Spatial layout data:
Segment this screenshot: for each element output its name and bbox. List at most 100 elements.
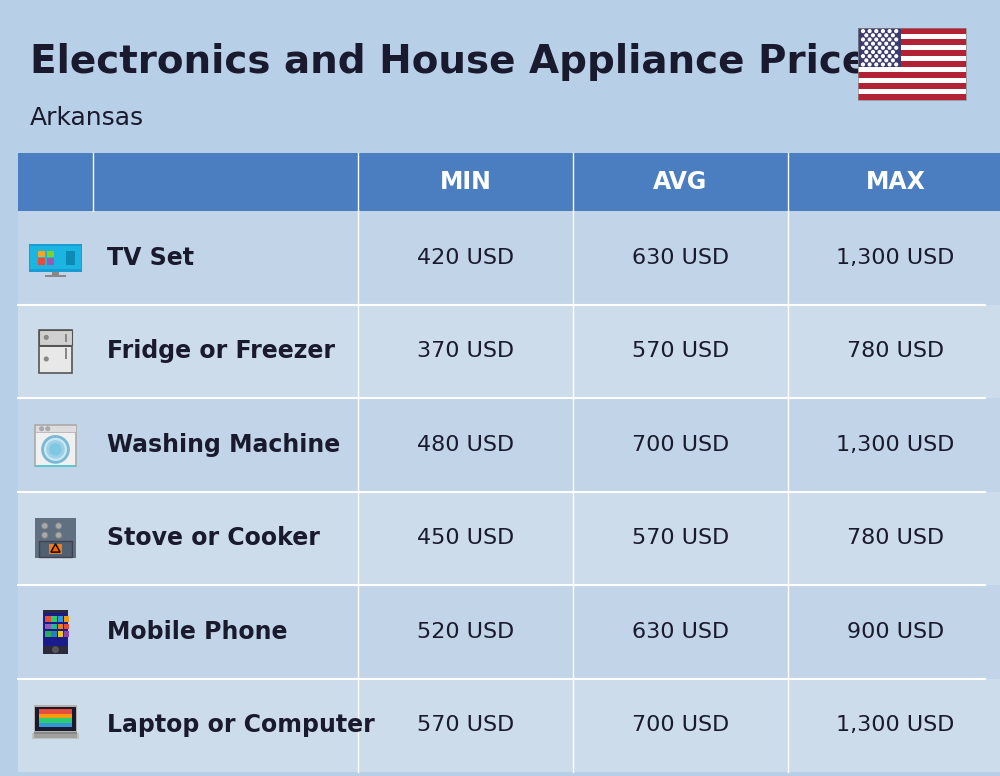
Circle shape — [882, 55, 884, 57]
Circle shape — [865, 59, 868, 61]
Circle shape — [868, 63, 871, 66]
Bar — [858, 72, 966, 78]
Bar — [788, 491, 1000, 585]
Bar — [358, 153, 573, 211]
Bar — [788, 211, 1000, 304]
Bar — [39, 345, 72, 347]
Text: Arkansas: Arkansas — [30, 106, 144, 130]
Circle shape — [882, 29, 884, 33]
Bar — [47, 258, 54, 265]
Text: 570 USD: 570 USD — [632, 341, 729, 362]
Circle shape — [888, 55, 891, 57]
Circle shape — [892, 42, 894, 45]
Circle shape — [44, 335, 48, 339]
Bar — [358, 585, 573, 678]
Bar — [66, 251, 75, 265]
Bar — [93, 398, 358, 491]
Bar — [30, 246, 81, 269]
Bar — [358, 491, 573, 585]
Bar — [93, 304, 358, 398]
Text: AVG: AVG — [653, 170, 708, 194]
Circle shape — [57, 524, 60, 528]
Bar — [858, 78, 966, 83]
Bar — [32, 733, 79, 739]
Bar — [34, 705, 77, 733]
Circle shape — [865, 34, 868, 36]
Circle shape — [862, 63, 864, 66]
Bar — [58, 616, 63, 622]
Text: 520 USD: 520 USD — [417, 622, 514, 642]
Circle shape — [872, 50, 874, 54]
Bar — [38, 258, 45, 265]
Bar — [39, 330, 72, 345]
Bar — [39, 723, 72, 727]
Bar — [58, 624, 63, 629]
Bar — [35, 424, 76, 432]
Circle shape — [865, 42, 868, 45]
Bar — [43, 609, 68, 654]
Bar — [45, 631, 51, 636]
Circle shape — [56, 523, 61, 528]
Text: Electronics and House Appliance Prices: Electronics and House Appliance Prices — [30, 43, 891, 81]
Bar — [38, 251, 45, 258]
Bar — [93, 585, 358, 678]
Bar — [65, 348, 67, 359]
Bar — [35, 518, 76, 558]
Bar — [18, 491, 93, 585]
Bar — [788, 398, 1000, 491]
Text: MAX: MAX — [866, 170, 925, 194]
Bar — [858, 28, 901, 67]
Circle shape — [872, 59, 874, 61]
Bar — [858, 67, 966, 72]
Circle shape — [40, 427, 43, 431]
Bar — [34, 732, 77, 734]
Bar — [573, 211, 788, 304]
Text: Fridge or Freezer: Fridge or Freezer — [107, 339, 335, 363]
Bar — [93, 491, 358, 585]
Circle shape — [42, 532, 47, 538]
Text: 1,300 USD: 1,300 USD — [836, 248, 955, 268]
Circle shape — [862, 55, 864, 57]
Circle shape — [882, 38, 884, 41]
PathPatch shape — [51, 544, 60, 553]
Bar — [858, 28, 966, 33]
Circle shape — [888, 29, 891, 33]
Circle shape — [43, 436, 68, 462]
Bar — [858, 95, 966, 100]
Circle shape — [878, 34, 881, 36]
Circle shape — [875, 29, 878, 33]
Circle shape — [862, 47, 864, 49]
Text: Washing Machine: Washing Machine — [107, 433, 340, 457]
Bar — [51, 624, 57, 629]
Bar — [358, 678, 573, 772]
Circle shape — [885, 59, 888, 61]
Text: 630 USD: 630 USD — [632, 248, 729, 268]
Text: 1,300 USD: 1,300 USD — [836, 715, 955, 735]
Bar — [39, 714, 72, 718]
Bar — [358, 304, 573, 398]
Bar — [64, 631, 69, 636]
Circle shape — [885, 50, 888, 54]
Text: 420 USD: 420 USD — [417, 248, 514, 268]
Circle shape — [868, 29, 871, 33]
Bar — [858, 83, 966, 89]
Bar — [45, 275, 66, 277]
Bar — [18, 585, 93, 678]
Bar — [788, 585, 1000, 678]
Circle shape — [888, 63, 891, 66]
Circle shape — [865, 50, 868, 54]
Circle shape — [868, 55, 871, 57]
Text: 900 USD: 900 USD — [847, 622, 944, 642]
Bar — [18, 304, 93, 398]
Text: 370 USD: 370 USD — [417, 341, 514, 362]
Circle shape — [43, 524, 47, 528]
Bar — [35, 465, 76, 467]
Circle shape — [862, 29, 864, 33]
Bar — [18, 678, 93, 772]
Text: 780 USD: 780 USD — [847, 528, 944, 549]
Circle shape — [44, 357, 48, 361]
Circle shape — [895, 63, 898, 66]
Bar — [39, 709, 72, 713]
Circle shape — [868, 47, 871, 49]
Bar — [35, 707, 76, 732]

▸ What the task asks:
Output all of the material above line for line with no changes, but leave out the picture.

▸ Correct response:
Segment this screenshot: for each element output its name and bbox. List at most 100 elements.
Circle shape — [882, 55, 884, 57]
Circle shape — [865, 59, 868, 61]
Circle shape — [868, 63, 871, 66]
Bar — [858, 72, 966, 78]
Bar — [788, 491, 1000, 585]
Bar — [358, 153, 573, 211]
Bar — [788, 211, 1000, 304]
Bar — [39, 345, 72, 347]
Text: Arkansas: Arkansas — [30, 106, 144, 130]
Circle shape — [882, 29, 884, 33]
Bar — [47, 258, 54, 265]
Text: 570 USD: 570 USD — [632, 341, 729, 362]
Circle shape — [888, 55, 891, 57]
Circle shape — [892, 42, 894, 45]
Circle shape — [44, 335, 48, 339]
Bar — [358, 585, 573, 678]
Bar — [66, 251, 75, 265]
Bar — [93, 398, 358, 491]
Bar — [30, 246, 81, 269]
Bar — [358, 491, 573, 585]
Bar — [93, 304, 358, 398]
Text: AVG: AVG — [653, 170, 708, 194]
Circle shape — [57, 524, 60, 528]
Bar — [858, 78, 966, 83]
Bar — [32, 733, 79, 739]
Bar — [34, 705, 77, 733]
Circle shape — [865, 34, 868, 36]
Circle shape — [862, 63, 864, 66]
Bar — [58, 616, 63, 622]
Text: 520 USD: 520 USD — [417, 622, 514, 642]
Circle shape — [872, 50, 874, 54]
Bar — [38, 258, 45, 265]
Bar — [39, 330, 72, 345]
Bar — [39, 723, 72, 727]
Bar — [58, 624, 63, 629]
Bar — [35, 424, 76, 432]
Circle shape — [865, 42, 868, 45]
Bar — [43, 609, 68, 654]
Bar — [45, 631, 51, 636]
Circle shape — [56, 523, 61, 528]
Text: Electronics and House Appliance Prices: Electronics and House Appliance Prices — [30, 43, 891, 81]
Bar — [38, 251, 45, 258]
Bar — [93, 585, 358, 678]
Bar — [65, 348, 67, 359]
Bar — [35, 518, 76, 558]
Bar — [18, 491, 93, 585]
Bar — [788, 398, 1000, 491]
Text: MAX: MAX — [866, 170, 925, 194]
Bar — [858, 28, 901, 67]
Circle shape — [872, 59, 874, 61]
Bar — [858, 67, 966, 72]
Circle shape — [40, 427, 43, 431]
Bar — [34, 732, 77, 734]
Bar — [573, 211, 788, 304]
Text: Fridge or Freezer: Fridge or Freezer — [107, 339, 335, 363]
Bar — [93, 491, 358, 585]
Circle shape — [42, 532, 47, 538]
Text: 1,300 USD: 1,300 USD — [836, 248, 955, 268]
Circle shape — [862, 55, 864, 57]
Circle shape — [882, 38, 884, 41]
PathPatch shape — [51, 544, 60, 553]
Bar — [858, 28, 966, 33]
Circle shape — [888, 29, 891, 33]
Circle shape — [43, 436, 68, 462]
Bar — [858, 95, 966, 100]
Circle shape — [878, 34, 881, 36]
Circle shape — [875, 29, 878, 33]
Circle shape — [862, 47, 864, 49]
Text: Washing Machine: Washing Machine — [107, 433, 340, 457]
Bar — [51, 624, 57, 629]
Bar — [358, 678, 573, 772]
Circle shape — [885, 59, 888, 61]
Text: 630 USD: 630 USD — [632, 248, 729, 268]
Text: 1,300 USD: 1,300 USD — [836, 715, 955, 735]
Bar — [39, 714, 72, 718]
Bar — [358, 304, 573, 398]
Bar — [64, 631, 69, 636]
Circle shape — [885, 50, 888, 54]
Text: 420 USD: 420 USD — [417, 248, 514, 268]
Circle shape — [868, 29, 871, 33]
Bar — [858, 83, 966, 89]
Bar — [45, 275, 66, 277]
Bar — [18, 585, 93, 678]
Bar — [788, 585, 1000, 678]
Circle shape — [888, 63, 891, 66]
Circle shape — [865, 50, 868, 54]
Circle shape — [868, 55, 871, 57]
Text: 900 USD: 900 USD — [847, 622, 944, 642]
Bar — [18, 304, 93, 398]
Text: 370 USD: 370 USD — [417, 341, 514, 362]
Circle shape — [43, 524, 47, 528]
Bar — [35, 465, 76, 467]
Circle shape — [862, 29, 864, 33]
Bar — [18, 678, 93, 772]
Text: 780 USD: 780 USD — [847, 528, 944, 549]
Circle shape — [44, 357, 48, 361]
Circle shape — [895, 63, 898, 66]
Bar — [39, 709, 72, 713]
Circle shape — [868, 47, 871, 49]
Bar — [35, 707, 76, 732]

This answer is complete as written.